-- VORLIEGENDER TEXT --
__________

Solche Abstraktionen und Übertreibungen koppeln eine Figur von der "Realität" ihrer Geschichte ab und verleihen ihr ein Eigenleben, das sie unsterblich werden lassen kann. Grant ist dagegen zu stark und zu kühl, als dass er das Herz der Leser gewinnen könnte. Man akzeptiert ihn, wenn er schließlich begreift, dass die Realität sich dem Verstand nicht zwangsläufig unterordnet, aber man liebt ihn nicht. Für die Konsequenz, mit der Tey dies umsetzt, im Thrillergenre ihren eigenen Weg geht und nicht den größten gemeinsamen Lesernenner anpeilt, gebührt ihr Anerkennung.
Was ist "gut", was ist "böse"?
Nur wenige Figuren sind für Tey eindeutig "gut" oder "böse". Normalerweise steckt ein bisschen von beidem in ihren Protagonisten. Auch das wirkt heute weniger zeitgenössisch als zeitgemäß. Wie man sich denken kann, bezieht Tey die weiblichen Figuren hier ein. Ihre Frauen sind keine notwendigen Randgestalten, die gerettet oder geheiratet werden müssen, sondern stehen fest im Leben, das sie aktiv - und wiederum im Positiven wie Negativen - gestalten.

__________

-- Daten zu Box-Markierungen --
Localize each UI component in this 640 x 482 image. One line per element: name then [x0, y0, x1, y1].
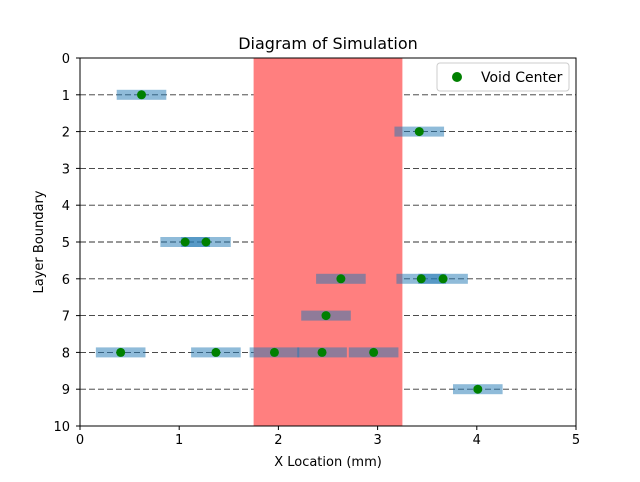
- legend-label: Void Center: [481, 70, 563, 86]
- x-tick-label: 4: [473, 433, 481, 448]
- void-center-point: [416, 274, 426, 284]
- void-center-point: [137, 90, 147, 100]
- y-tick-label: 0: [62, 52, 70, 67]
- x-tick-label: 1: [175, 433, 183, 448]
- void-center-point: [438, 274, 448, 284]
- y-tick-label: 7: [62, 310, 70, 325]
- legend: Void Center: [436, 62, 570, 92]
- x-tick-label: 5: [572, 433, 580, 448]
- y-tick-label: 1: [62, 89, 70, 104]
- y-tick-label: 6: [62, 273, 70, 288]
- highlight-region: [253, 58, 403, 426]
- legend-marker: [452, 72, 462, 82]
- void-center-point: [414, 127, 424, 137]
- x-tick-label: 2: [274, 433, 282, 448]
- y-axis-ticks: 0 1 2 3 4 5 6 7 8 9 10: [53, 52, 80, 435]
- void-center-point: [269, 347, 279, 357]
- void-center-point: [201, 237, 211, 247]
- void-center-point: [211, 347, 221, 357]
- y-axis-label: Layer Boundary: [32, 190, 47, 293]
- y-tick-label: 8: [62, 346, 70, 361]
- y-tick-label: 3: [62, 162, 70, 177]
- legend-box: [436, 62, 570, 92]
- y-tick-label: 9: [62, 383, 70, 398]
- x-axis-label: X Location (mm): [274, 455, 382, 470]
- void-center-point: [369, 347, 379, 357]
- x-tick-label: 3: [373, 433, 381, 448]
- y-tick-label: 2: [62, 126, 70, 141]
- x-axis-ticks: 0 1 2 3 4 5: [76, 426, 580, 448]
- void-center-point: [317, 347, 327, 357]
- void-center-point: [473, 384, 483, 394]
- void-center-point: [116, 347, 126, 357]
- void-center-point: [321, 311, 331, 321]
- x-tick-label: 0: [76, 433, 84, 448]
- y-tick-label: 4: [62, 199, 70, 214]
- chart-title: Diagram of Simulation: [238, 34, 418, 53]
- void-center-point: [180, 237, 190, 247]
- plot-area: [80, 58, 576, 426]
- y-tick-label: 10: [53, 420, 70, 435]
- y-tick-label: 5: [62, 236, 70, 251]
- void-center-point: [336, 274, 346, 284]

__________

-- AUFGABE --
Warum kann Grant laut dem Text über Teys Figuren das Herz der Leser nicht gewinnen? Die Datensätze spielen hier keine Rolle.

-- GELÖSTE AUFGABE --
Er ist zu stark und zu kühl.